# [YOUR OBJECTIVE]
Your task is to repeat all of the material exactly.
* START RECORDS FOR PROCESSING *
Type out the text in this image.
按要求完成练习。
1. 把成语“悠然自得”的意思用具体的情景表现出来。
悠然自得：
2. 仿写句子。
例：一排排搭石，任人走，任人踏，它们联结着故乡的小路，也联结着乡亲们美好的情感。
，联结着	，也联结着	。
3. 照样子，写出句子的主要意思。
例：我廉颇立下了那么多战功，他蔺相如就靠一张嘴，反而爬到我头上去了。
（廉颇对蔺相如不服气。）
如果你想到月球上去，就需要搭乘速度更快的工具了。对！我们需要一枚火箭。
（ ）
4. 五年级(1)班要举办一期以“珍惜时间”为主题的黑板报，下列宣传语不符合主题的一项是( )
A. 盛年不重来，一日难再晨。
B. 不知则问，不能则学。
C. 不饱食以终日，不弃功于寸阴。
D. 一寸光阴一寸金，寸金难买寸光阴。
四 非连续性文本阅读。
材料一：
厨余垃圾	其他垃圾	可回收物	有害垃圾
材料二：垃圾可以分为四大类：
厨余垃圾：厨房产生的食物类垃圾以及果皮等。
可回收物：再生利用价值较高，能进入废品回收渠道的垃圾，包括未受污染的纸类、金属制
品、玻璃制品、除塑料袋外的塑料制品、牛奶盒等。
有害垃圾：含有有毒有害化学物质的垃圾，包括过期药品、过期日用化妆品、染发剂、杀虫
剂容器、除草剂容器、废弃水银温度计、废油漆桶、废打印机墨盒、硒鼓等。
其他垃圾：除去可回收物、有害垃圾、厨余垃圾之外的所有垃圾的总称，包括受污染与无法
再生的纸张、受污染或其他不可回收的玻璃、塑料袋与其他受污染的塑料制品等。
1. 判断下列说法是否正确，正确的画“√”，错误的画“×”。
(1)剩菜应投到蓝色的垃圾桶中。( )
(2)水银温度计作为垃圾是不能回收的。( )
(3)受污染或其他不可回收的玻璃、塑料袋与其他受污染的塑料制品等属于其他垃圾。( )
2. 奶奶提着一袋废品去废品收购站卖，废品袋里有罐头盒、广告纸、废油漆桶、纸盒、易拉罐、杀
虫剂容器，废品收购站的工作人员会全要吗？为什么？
* END RECORDS FOR PROCESSING *
# [TASK RESPONSE]
Type out the text in this image.
按要求完成练习。
1. 把成语“悠然自得”的意思用具体的情景表现出来。
悠然自得：
2. 仿写句子。
例：一排排搭石，任人走，任人踏，它们联结着故乡的小路，也联结着乡亲们美好的情感。
，联结着	，也联结着	。
3. 照样子，写出句子的主要意思。
例：我廉颇立下了那么多战功，他蔺相如就靠一张嘴，反而爬到我头上去了。
（廉颇对蔺相如不服气。）
如果你想到月球上去，就需要搭乘速度更快的工具了。对！我们需要一枚火箭。
（ ）
4. 五年级(1)班要举办一期以“珍惜时间”为主题的黑板报，下列宣传语不符合主题的一项是( )
A. 盛年不重来，一日难再晨。
B. 不知则问，不能则学。
C. 不饱食以终日，不弃功于寸阴。
D. 一寸光阴一寸金，寸金难买寸光阴。
四 非连续性文本阅读。
材料一：
厨余垃圾	其他垃圾	可回收物	有害垃圾
材料二：垃圾可以分为四大类：
厨余垃圾：厨房产生的食物类垃圾以及果皮等。
可回收物：再生利用价值较高，能进入废品回收渠道的垃圾，包括未受污染的纸类、金属制
品、玻璃制品、除塑料袋外的塑料制品、牛奶盒等。
有害垃圾：含有有毒有害化学物质的垃圾，包括过期药品、过期日用化妆品、染发剂、杀虫
剂容器、除草剂容器、废弃水银温度计、废油漆桶、废打印机墨盒、硒鼓等。
其他垃圾：除去可回收物、有害垃圾、厨余垃圾之外的所有垃圾的总称，包括受污染与无法
再生的纸张、受污染或其他不可回收的玻璃、塑料袋与其他受污染的塑料制品等。
1. 判断下列说法是否正确，正确的画“√”，错误的画“×”。
(1)剩菜应投到蓝色的垃圾桶中。( )
(2)水银温度计作为垃圾是不能回收的。( )
(3)受污染或其他不可回收的玻璃、塑料袋与其他受污染的塑料制品等属于其他垃圾。( )
2. 奶奶提着一袋废品去废品收购站卖，废品袋里有罐头盒、广告纸、废油漆桶、纸盒、易拉罐、杀
虫剂容器，废品收购站的工作人员会全要吗？为什么？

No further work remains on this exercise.